What to produce » Extract every line that contains the string "output".

Listed records »
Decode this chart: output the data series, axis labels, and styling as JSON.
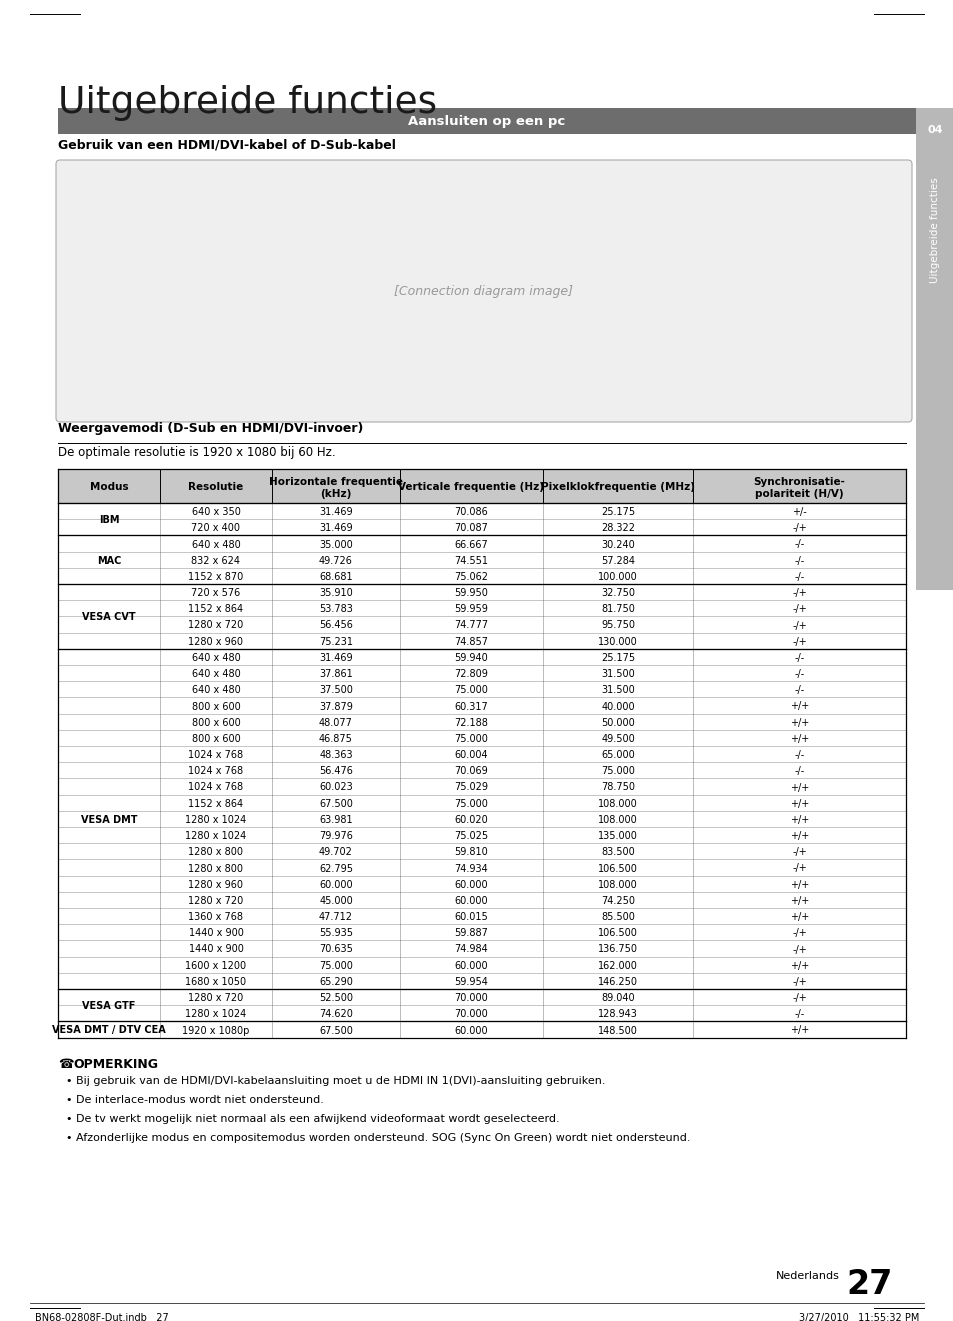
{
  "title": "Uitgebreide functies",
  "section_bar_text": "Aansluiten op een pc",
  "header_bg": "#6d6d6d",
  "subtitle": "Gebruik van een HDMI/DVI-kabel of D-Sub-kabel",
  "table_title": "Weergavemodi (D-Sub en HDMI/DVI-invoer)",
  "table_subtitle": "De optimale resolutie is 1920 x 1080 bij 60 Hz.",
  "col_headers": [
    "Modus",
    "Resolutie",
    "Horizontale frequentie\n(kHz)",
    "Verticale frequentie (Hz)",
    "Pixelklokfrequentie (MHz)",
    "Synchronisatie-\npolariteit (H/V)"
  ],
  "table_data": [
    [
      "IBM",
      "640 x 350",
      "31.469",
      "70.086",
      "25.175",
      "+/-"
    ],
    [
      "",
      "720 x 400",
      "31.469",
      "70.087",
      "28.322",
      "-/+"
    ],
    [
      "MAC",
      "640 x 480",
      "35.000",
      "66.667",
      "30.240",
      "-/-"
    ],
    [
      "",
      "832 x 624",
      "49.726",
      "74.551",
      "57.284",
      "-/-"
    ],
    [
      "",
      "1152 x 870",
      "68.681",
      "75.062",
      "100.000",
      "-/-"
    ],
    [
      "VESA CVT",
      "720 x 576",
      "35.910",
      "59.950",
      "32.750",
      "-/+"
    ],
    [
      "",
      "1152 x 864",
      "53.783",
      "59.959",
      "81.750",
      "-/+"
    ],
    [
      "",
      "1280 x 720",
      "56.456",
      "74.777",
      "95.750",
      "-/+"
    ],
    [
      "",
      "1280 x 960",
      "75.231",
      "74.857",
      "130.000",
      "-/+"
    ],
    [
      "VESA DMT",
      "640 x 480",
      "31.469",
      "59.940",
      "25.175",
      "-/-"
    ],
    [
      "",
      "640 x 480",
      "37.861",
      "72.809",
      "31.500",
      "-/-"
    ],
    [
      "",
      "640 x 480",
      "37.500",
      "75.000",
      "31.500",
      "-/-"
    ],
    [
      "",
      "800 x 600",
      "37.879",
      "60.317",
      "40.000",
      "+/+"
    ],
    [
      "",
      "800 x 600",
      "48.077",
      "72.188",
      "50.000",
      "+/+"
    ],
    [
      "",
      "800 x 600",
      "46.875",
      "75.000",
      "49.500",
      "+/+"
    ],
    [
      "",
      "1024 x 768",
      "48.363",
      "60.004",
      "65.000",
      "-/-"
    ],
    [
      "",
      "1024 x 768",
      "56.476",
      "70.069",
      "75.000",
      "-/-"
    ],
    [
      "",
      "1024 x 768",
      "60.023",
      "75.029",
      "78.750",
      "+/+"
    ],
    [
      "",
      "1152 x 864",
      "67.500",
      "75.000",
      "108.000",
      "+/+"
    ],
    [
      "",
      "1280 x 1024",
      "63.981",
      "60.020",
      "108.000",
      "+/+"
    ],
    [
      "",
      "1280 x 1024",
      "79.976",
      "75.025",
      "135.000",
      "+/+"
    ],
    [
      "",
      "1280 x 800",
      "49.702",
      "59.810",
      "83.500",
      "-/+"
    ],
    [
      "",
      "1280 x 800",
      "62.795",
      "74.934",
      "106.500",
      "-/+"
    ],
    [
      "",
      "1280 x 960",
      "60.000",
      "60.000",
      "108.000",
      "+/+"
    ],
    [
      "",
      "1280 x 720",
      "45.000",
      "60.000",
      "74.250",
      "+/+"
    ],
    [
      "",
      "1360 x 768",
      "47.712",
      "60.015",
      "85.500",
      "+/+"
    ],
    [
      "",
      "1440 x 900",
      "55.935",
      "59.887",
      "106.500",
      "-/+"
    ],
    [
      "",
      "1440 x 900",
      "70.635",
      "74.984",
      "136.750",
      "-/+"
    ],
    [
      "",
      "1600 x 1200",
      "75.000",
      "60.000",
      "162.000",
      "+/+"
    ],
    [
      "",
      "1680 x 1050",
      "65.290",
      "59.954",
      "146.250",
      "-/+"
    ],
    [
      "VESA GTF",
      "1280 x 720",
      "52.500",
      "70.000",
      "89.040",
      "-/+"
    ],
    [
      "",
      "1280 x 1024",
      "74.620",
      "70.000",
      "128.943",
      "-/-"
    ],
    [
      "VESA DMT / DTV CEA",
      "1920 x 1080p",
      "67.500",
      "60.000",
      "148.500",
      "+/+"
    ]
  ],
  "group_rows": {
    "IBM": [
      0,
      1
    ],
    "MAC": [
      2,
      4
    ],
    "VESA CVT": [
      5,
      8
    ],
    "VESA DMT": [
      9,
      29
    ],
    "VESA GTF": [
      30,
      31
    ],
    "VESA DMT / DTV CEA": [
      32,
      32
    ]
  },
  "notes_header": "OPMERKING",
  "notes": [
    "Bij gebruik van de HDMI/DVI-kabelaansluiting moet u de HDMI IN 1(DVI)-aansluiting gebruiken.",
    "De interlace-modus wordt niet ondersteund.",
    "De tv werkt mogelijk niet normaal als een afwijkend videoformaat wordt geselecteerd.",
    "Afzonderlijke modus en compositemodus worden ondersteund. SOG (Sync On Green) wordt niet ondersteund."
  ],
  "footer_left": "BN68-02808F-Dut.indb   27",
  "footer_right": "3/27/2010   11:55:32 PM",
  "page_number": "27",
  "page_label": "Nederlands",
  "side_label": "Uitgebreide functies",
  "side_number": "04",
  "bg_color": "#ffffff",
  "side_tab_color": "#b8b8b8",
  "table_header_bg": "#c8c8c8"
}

...

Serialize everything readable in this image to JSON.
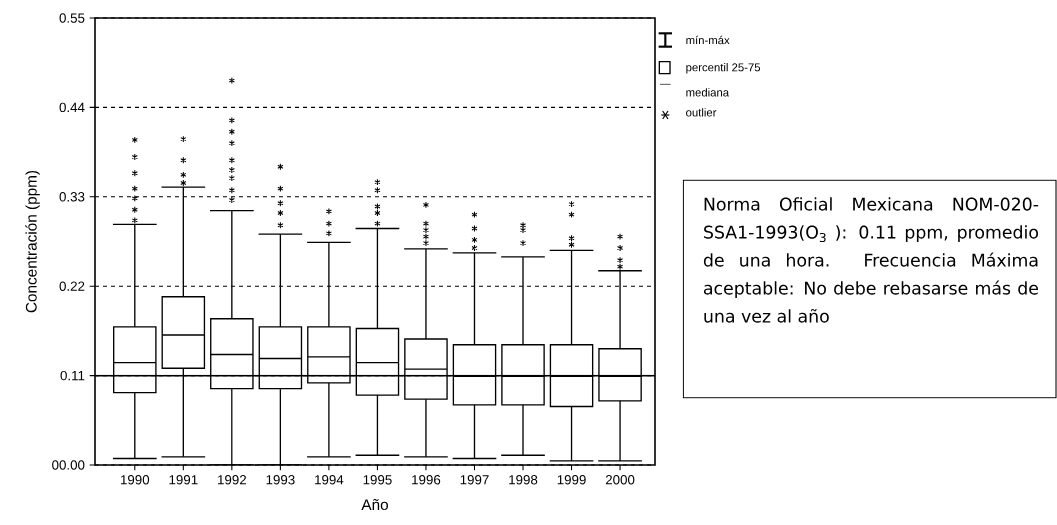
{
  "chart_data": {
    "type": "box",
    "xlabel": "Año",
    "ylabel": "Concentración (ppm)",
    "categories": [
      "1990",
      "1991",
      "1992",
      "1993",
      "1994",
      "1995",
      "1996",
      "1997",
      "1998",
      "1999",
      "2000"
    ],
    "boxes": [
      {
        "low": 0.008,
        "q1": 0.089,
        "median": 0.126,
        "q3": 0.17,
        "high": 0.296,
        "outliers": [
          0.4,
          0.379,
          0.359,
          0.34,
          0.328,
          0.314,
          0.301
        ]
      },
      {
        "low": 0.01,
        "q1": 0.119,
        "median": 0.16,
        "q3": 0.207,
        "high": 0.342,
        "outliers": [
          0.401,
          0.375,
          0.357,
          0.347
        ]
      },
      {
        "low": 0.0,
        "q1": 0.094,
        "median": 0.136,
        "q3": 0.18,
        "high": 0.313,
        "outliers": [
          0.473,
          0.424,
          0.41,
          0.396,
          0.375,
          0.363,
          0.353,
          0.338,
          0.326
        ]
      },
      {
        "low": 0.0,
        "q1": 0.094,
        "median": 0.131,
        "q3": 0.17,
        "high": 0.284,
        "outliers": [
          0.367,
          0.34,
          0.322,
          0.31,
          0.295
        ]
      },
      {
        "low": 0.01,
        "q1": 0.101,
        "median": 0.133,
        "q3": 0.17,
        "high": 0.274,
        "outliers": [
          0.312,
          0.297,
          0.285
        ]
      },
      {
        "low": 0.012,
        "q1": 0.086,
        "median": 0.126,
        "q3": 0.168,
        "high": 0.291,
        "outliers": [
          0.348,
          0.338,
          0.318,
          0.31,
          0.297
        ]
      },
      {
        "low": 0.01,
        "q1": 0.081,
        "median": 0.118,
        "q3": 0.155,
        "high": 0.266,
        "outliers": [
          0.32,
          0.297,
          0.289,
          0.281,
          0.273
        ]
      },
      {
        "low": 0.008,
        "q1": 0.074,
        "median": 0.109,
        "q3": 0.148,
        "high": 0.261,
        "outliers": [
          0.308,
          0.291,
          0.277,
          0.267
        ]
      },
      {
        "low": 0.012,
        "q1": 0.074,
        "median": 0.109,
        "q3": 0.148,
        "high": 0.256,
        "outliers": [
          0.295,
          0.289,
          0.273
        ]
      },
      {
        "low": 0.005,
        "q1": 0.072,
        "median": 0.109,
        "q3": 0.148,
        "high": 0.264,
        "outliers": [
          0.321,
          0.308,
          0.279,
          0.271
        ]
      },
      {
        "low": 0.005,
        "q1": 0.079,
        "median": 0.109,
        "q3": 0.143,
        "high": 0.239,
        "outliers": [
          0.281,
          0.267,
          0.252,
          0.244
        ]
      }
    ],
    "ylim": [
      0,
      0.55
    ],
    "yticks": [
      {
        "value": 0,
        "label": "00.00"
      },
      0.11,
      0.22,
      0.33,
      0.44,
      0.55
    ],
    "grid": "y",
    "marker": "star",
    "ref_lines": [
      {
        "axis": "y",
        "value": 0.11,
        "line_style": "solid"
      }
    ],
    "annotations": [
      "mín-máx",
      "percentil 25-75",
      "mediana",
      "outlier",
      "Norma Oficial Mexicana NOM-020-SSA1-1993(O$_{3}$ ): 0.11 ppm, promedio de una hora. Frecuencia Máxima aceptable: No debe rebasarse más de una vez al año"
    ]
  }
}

==

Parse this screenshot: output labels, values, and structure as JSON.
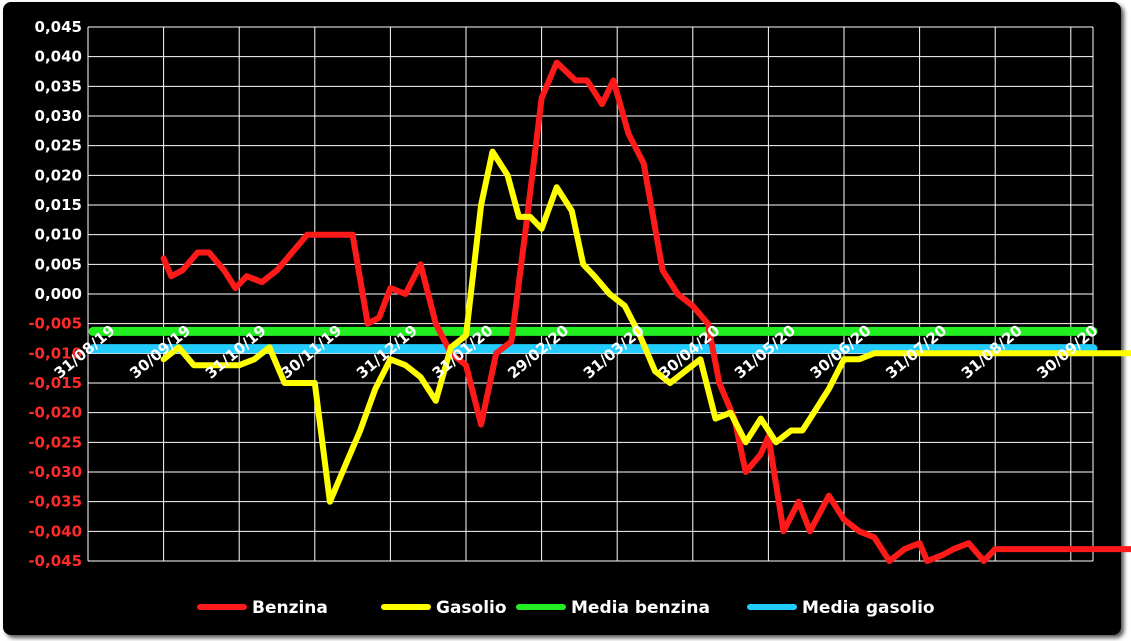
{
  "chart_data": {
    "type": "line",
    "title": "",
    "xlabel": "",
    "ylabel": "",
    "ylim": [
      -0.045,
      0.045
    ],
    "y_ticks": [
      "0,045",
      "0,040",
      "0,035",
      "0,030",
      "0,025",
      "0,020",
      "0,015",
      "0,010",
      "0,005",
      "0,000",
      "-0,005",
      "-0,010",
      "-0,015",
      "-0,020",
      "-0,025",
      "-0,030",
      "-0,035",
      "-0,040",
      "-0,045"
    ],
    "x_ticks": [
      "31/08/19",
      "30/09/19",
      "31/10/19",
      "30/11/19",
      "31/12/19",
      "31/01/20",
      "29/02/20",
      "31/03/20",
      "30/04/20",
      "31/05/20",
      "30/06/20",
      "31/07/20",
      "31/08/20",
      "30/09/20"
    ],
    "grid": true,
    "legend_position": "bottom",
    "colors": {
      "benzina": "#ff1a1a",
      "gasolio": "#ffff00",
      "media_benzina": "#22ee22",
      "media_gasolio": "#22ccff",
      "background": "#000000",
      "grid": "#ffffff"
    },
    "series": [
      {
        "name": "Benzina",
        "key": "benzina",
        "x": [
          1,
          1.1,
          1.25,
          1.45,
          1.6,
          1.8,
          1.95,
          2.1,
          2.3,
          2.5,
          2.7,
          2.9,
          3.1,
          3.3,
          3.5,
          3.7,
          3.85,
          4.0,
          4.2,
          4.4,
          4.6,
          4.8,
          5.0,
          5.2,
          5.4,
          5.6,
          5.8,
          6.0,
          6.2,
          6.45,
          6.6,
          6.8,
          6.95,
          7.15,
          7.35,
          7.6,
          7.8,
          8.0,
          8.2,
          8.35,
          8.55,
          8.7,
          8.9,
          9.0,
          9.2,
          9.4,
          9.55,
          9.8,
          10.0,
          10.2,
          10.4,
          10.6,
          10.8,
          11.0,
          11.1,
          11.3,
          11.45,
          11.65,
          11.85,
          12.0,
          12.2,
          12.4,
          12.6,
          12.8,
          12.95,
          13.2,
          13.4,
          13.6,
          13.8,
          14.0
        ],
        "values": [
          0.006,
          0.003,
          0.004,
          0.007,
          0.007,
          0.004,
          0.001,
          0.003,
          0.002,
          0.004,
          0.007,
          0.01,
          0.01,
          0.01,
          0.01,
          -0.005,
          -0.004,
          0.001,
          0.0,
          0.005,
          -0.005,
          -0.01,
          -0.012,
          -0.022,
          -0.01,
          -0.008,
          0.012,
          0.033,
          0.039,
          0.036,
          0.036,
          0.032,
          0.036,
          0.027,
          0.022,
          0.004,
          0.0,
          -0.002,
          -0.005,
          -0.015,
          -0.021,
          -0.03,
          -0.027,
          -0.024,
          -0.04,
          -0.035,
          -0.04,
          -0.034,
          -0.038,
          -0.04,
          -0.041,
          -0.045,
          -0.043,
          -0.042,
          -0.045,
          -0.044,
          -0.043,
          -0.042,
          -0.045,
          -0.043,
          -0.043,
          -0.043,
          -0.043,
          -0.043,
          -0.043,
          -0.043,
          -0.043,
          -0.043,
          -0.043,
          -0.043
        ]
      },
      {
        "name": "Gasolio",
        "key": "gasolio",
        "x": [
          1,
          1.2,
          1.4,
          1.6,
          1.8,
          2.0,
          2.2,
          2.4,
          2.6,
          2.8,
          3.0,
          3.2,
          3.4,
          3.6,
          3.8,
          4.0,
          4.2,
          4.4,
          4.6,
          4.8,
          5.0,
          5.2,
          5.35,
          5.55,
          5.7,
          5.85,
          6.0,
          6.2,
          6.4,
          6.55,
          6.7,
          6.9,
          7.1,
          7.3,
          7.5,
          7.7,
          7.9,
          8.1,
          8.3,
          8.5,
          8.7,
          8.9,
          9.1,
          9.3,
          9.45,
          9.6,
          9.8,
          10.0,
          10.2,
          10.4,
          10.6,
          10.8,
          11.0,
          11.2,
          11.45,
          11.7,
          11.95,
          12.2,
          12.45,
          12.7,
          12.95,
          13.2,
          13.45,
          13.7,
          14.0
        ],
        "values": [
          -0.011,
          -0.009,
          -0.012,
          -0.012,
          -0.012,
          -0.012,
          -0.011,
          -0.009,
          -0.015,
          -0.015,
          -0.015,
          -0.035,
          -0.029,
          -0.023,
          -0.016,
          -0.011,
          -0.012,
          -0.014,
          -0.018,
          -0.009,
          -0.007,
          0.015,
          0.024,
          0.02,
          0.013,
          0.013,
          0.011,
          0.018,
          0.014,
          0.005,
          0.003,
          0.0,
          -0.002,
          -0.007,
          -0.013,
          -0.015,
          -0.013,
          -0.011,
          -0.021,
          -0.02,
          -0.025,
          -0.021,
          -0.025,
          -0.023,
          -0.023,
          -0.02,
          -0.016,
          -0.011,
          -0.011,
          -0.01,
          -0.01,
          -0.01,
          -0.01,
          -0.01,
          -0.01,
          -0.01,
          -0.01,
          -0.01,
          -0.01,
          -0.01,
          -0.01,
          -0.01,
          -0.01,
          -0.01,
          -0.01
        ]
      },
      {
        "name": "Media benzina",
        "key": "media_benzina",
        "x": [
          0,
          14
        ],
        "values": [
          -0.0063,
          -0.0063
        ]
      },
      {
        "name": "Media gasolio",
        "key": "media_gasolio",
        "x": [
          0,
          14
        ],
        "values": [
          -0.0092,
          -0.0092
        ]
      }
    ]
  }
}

Solution to this exercise »
Decode this chart: output the data series, axis labels, and styling as JSON.
Parse this screenshot: output labels, values, and structure as JSON.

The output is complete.